Short exercise: Will you output the entries below exactly, skipping every image they contain?

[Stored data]
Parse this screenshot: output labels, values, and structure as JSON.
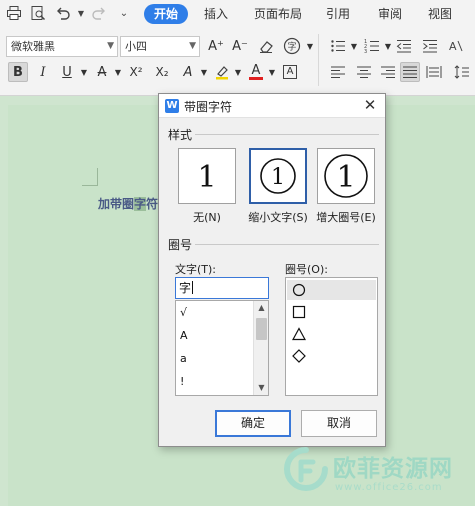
{
  "tabs": [
    "开始",
    "插入",
    "页面布局",
    "引用",
    "审阅",
    "视图"
  ],
  "active_tab": "开始",
  "font": {
    "name": "微软雅黑",
    "size": "小四"
  },
  "toolbar": {
    "bold": "B",
    "italic": "I",
    "underline": "U",
    "strikethrough": "A",
    "superscript": "X²",
    "subscript": "X₂",
    "char_shading": "A",
    "font_color": "A",
    "char_border": "A",
    "grow_font": "A⁺",
    "shrink_font": "A⁻",
    "enclose_char": "字"
  },
  "document": {
    "text_before": "加带圈",
    "text_selected": "字",
    "text_after": "符"
  },
  "dialog": {
    "title": "带圈字符",
    "close": "✕",
    "style_group": "样式",
    "styles": [
      {
        "label": "无(N)",
        "sample": "1"
      },
      {
        "label": "缩小文字(S)",
        "sample": "1"
      },
      {
        "label": "增大圈号(E)",
        "sample": "1"
      }
    ],
    "selected_style": 1,
    "enclosure_group": "圈号",
    "text_label": "文字(T):",
    "text_value": "字",
    "text_options": [
      "√",
      "A",
      "a",
      "!"
    ],
    "enclosure_label": "圈号(O):",
    "enclosure_options": [
      "circle",
      "square",
      "triangle",
      "diamond"
    ],
    "selected_enclosure": 0,
    "ok": "确定",
    "cancel": "取消"
  },
  "watermark": {
    "name": "欧菲资源网",
    "url": "www.office26.com"
  },
  "colors": {
    "accent": "#2f7ee8",
    "doc_background": "#cfe5cf",
    "selection": "#2f5fa8",
    "watermark": "#9fd8c4"
  }
}
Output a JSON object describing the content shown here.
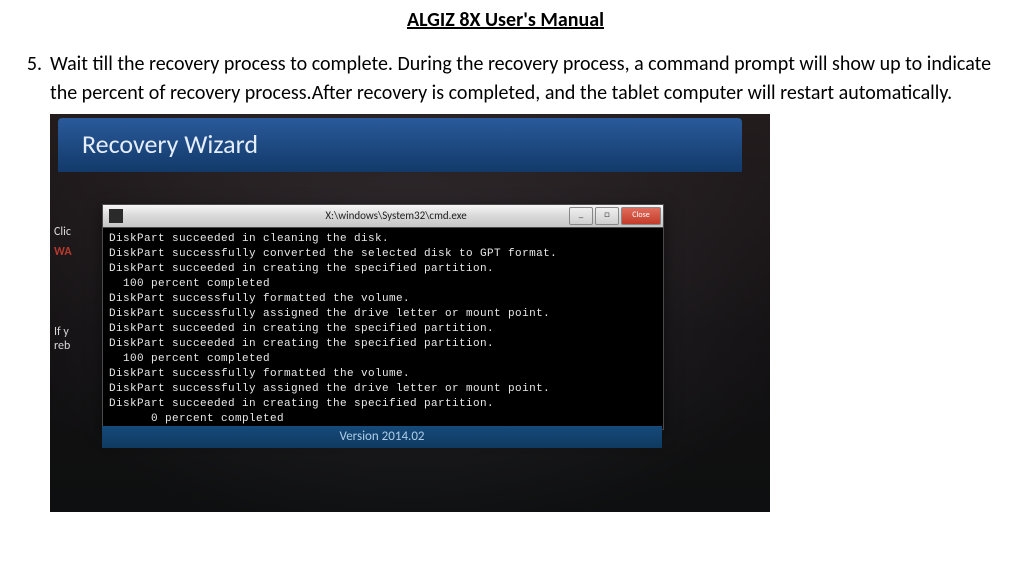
{
  "doc": {
    "title": "ALGIZ 8X User's Manual",
    "step_number": "5.",
    "step_text": "Wait till the recovery process to complete. During the recovery process, a command prompt will show up to indicate the percent of recovery process.After recovery is completed, and the tablet computer will restart automatically."
  },
  "wizard": {
    "title": "Recovery Wizard",
    "version_label": "Version 2014.02"
  },
  "bg": {
    "click": "Clic",
    "warn": "WA",
    "ify": "If y",
    "reb": "reb"
  },
  "cmd": {
    "title_path": "X:\\windows\\System32\\cmd.exe",
    "close_label": "Close",
    "lines": [
      "DiskPart succeeded in cleaning the disk.",
      "DiskPart successfully converted the selected disk to GPT format.",
      "DiskPart succeeded in creating the specified partition.",
      "  100 percent completed",
      "DiskPart successfully formatted the volume.",
      "DiskPart successfully assigned the drive letter or mount point.",
      "DiskPart succeeded in creating the specified partition.",
      "DiskPart succeeded in creating the specified partition.",
      "  100 percent completed",
      "DiskPart successfully formatted the volume.",
      "DiskPart successfully assigned the drive letter or mount point.",
      "DiskPart succeeded in creating the specified partition.",
      "      0 percent completed"
    ]
  }
}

Output of the exercise:
Parse this screenshot: output labels, values, and structure as JSON.
{
  "tabs": [
    "开始",
    "插入",
    "页面布局",
    "引用",
    "审阅",
    "视图"
  ],
  "active_tab": "开始",
  "font": {
    "name": "微软雅黑",
    "size": "小四"
  },
  "toolbar": {
    "bold": "B",
    "italic": "I",
    "underline": "U",
    "strikethrough": "A",
    "superscript": "X²",
    "subscript": "X₂",
    "char_shading": "A",
    "font_color": "A",
    "char_border": "A",
    "grow_font": "A⁺",
    "shrink_font": "A⁻",
    "enclose_char": "字"
  },
  "document": {
    "text_before": "加带圈",
    "text_selected": "字",
    "text_after": "符"
  },
  "dialog": {
    "title": "带圈字符",
    "close": "✕",
    "style_group": "样式",
    "styles": [
      {
        "label": "无(N)",
        "sample": "1"
      },
      {
        "label": "缩小文字(S)",
        "sample": "1"
      },
      {
        "label": "增大圈号(E)",
        "sample": "1"
      }
    ],
    "selected_style": 1,
    "enclosure_group": "圈号",
    "text_label": "文字(T):",
    "text_value": "字",
    "text_options": [
      "√",
      "A",
      "a",
      "!"
    ],
    "enclosure_label": "圈号(O):",
    "enclosure_options": [
      "circle",
      "square",
      "triangle",
      "diamond"
    ],
    "selected_enclosure": 0,
    "ok": "确定",
    "cancel": "取消"
  },
  "watermark": {
    "name": "欧菲资源网",
    "url": "www.office26.com"
  },
  "colors": {
    "accent": "#2f7ee8",
    "doc_background": "#cfe5cf",
    "selection": "#2f5fa8",
    "watermark": "#9fd8c4"
  }
}
Output a JSON object describing the content shown here.
{
  "doc": {
    "title": "ALGIZ 8X User's Manual",
    "step_number": "5.",
    "step_text": "Wait till the recovery process to complete. During the recovery process, a command prompt will show up to indicate the percent of recovery process.After recovery is completed, and the tablet computer will restart automatically."
  },
  "wizard": {
    "title": "Recovery Wizard",
    "version_label": "Version 2014.02"
  },
  "bg": {
    "click": "Clic",
    "warn": "WA",
    "ify": "If y",
    "reb": "reb"
  },
  "cmd": {
    "title_path": "X:\\windows\\System32\\cmd.exe",
    "close_label": "Close",
    "lines": [
      "DiskPart succeeded in cleaning the disk.",
      "DiskPart successfully converted the selected disk to GPT format.",
      "DiskPart succeeded in creating the specified partition.",
      "  100 percent completed",
      "DiskPart successfully formatted the volume.",
      "DiskPart successfully assigned the drive letter or mount point.",
      "DiskPart succeeded in creating the specified partition.",
      "DiskPart succeeded in creating the specified partition.",
      "  100 percent completed",
      "DiskPart successfully formatted the volume.",
      "DiskPart successfully assigned the drive letter or mount point.",
      "DiskPart succeeded in creating the specified partition.",
      "      0 percent completed"
    ]
  }
}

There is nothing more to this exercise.